Data excerpts

— start —

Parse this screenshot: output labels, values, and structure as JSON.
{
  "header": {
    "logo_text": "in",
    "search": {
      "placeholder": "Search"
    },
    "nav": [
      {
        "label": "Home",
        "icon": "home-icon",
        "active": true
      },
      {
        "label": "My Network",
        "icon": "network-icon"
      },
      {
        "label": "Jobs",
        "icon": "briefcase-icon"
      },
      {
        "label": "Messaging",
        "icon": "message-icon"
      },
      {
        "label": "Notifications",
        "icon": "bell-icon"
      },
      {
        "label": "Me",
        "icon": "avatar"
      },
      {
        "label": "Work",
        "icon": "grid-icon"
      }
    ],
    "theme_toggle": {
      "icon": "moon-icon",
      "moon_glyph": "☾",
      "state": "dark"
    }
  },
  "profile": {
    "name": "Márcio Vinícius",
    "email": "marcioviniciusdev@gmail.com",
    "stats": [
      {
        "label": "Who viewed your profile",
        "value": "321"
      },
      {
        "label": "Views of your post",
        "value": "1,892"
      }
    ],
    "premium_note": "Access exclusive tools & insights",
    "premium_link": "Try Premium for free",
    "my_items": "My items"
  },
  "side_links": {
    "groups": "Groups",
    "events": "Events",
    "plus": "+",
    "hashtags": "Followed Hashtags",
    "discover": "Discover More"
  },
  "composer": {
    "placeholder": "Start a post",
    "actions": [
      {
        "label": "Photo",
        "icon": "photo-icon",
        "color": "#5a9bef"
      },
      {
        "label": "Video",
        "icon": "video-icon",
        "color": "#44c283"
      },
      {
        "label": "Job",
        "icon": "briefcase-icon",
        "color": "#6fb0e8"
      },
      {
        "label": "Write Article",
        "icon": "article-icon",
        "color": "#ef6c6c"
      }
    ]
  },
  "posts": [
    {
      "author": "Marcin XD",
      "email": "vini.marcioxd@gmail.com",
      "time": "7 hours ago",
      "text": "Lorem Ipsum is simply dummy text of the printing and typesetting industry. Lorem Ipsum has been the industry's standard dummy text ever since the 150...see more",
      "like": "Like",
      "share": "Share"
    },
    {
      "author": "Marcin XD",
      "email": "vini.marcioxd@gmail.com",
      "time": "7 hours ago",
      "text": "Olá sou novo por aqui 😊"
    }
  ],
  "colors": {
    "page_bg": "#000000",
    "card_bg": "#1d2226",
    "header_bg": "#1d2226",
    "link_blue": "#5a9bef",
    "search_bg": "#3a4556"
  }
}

— end —

> **TASK DESCRIPTION**:
Give an exact repetition of all the material.

> **FULL SOLUTION**:
Parse this screenshot: output labels, values, and structure as JSON.
{
  "header": {
    "logo_text": "in",
    "search": {
      "placeholder": "Search"
    },
    "nav": [
      {
        "label": "Home",
        "icon": "home-icon",
        "active": true
      },
      {
        "label": "My Network",
        "icon": "network-icon"
      },
      {
        "label": "Jobs",
        "icon": "briefcase-icon"
      },
      {
        "label": "Messaging",
        "icon": "message-icon"
      },
      {
        "label": "Notifications",
        "icon": "bell-icon"
      },
      {
        "label": "Me",
        "icon": "avatar"
      },
      {
        "label": "Work",
        "icon": "grid-icon"
      }
    ],
    "theme_toggle": {
      "icon": "moon-icon",
      "moon_glyph": "☾",
      "state": "dark"
    }
  },
  "profile": {
    "name": "Márcio Vinícius",
    "email": "marcioviniciusdev@gmail.com",
    "stats": [
      {
        "label": "Who viewed your profile",
        "value": "321"
      },
      {
        "label": "Views of your post",
        "value": "1,892"
      }
    ],
    "premium_note": "Access exclusive tools & insights",
    "premium_link": "Try Premium for free",
    "my_items": "My items"
  },
  "side_links": {
    "groups": "Groups",
    "events": "Events",
    "plus": "+",
    "hashtags": "Followed Hashtags",
    "discover": "Discover More"
  },
  "composer": {
    "placeholder": "Start a post",
    "actions": [
      {
        "label": "Photo",
        "icon": "photo-icon",
        "color": "#5a9bef"
      },
      {
        "label": "Video",
        "icon": "video-icon",
        "color": "#44c283"
      },
      {
        "label": "Job",
        "icon": "briefcase-icon",
        "color": "#6fb0e8"
      },
      {
        "label": "Write Article",
        "icon": "article-icon",
        "color": "#ef6c6c"
      }
    ]
  },
  "posts": [
    {
      "author": "Marcin XD",
      "email": "vini.marcioxd@gmail.com",
      "time": "7 hours ago",
      "text": "Lorem Ipsum is simply dummy text of the printing and typesetting industry. Lorem Ipsum has been the industry's standard dummy text ever since the 150...see more",
      "like": "Like",
      "share": "Share"
    },
    {
      "author": "Marcin XD",
      "email": "vini.marcioxd@gmail.com",
      "time": "7 hours ago",
      "text": "Olá sou novo por aqui 😊"
    }
  ],
  "colors": {
    "page_bg": "#000000",
    "card_bg": "#1d2226",
    "header_bg": "#1d2226",
    "link_blue": "#5a9bef",
    "search_bg": "#3a4556"
  }
}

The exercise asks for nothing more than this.